Quote all of the data below exactly, please.
====== Listed entries ======
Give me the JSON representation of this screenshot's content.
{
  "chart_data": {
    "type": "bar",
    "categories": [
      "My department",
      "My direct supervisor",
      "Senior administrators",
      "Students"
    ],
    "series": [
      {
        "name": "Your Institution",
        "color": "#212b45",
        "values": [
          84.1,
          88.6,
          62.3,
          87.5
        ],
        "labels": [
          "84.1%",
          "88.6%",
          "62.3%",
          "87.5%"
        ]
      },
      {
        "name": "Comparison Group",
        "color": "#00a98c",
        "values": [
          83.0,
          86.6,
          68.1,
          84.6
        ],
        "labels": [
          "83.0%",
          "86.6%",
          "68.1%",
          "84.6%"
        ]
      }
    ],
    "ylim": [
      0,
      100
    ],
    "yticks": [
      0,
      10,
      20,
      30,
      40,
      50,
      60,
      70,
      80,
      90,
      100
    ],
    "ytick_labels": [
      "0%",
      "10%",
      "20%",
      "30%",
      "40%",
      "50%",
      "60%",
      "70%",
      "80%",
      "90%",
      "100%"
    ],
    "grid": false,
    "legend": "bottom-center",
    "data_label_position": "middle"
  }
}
======
▶ Result of the exercise
Give me the JSON representation of this screenshot's content.
{
  "chart_data": {
    "type": "bar",
    "categories": [
      "My department",
      "My direct supervisor",
      "Senior administrators",
      "Students"
    ],
    "series": [
      {
        "name": "Your Institution",
        "color": "#212b45",
        "values": [
          84.1,
          88.6,
          62.3,
          87.5
        ],
        "labels": [
          "84.1%",
          "88.6%",
          "62.3%",
          "87.5%"
        ]
      },
      {
        "name": "Comparison Group",
        "color": "#00a98c",
        "values": [
          83.0,
          86.6,
          68.1,
          84.6
        ],
        "labels": [
          "83.0%",
          "86.6%",
          "68.1%",
          "84.6%"
        ]
      }
    ],
    "ylim": [
      0,
      100
    ],
    "yticks": [
      0,
      10,
      20,
      30,
      40,
      50,
      60,
      70,
      80,
      90,
      100
    ],
    "ytick_labels": [
      "0%",
      "10%",
      "20%",
      "30%",
      "40%",
      "50%",
      "60%",
      "70%",
      "80%",
      "90%",
      "100%"
    ],
    "grid": false,
    "legend": "bottom-center",
    "data_label_position": "middle"
  }
}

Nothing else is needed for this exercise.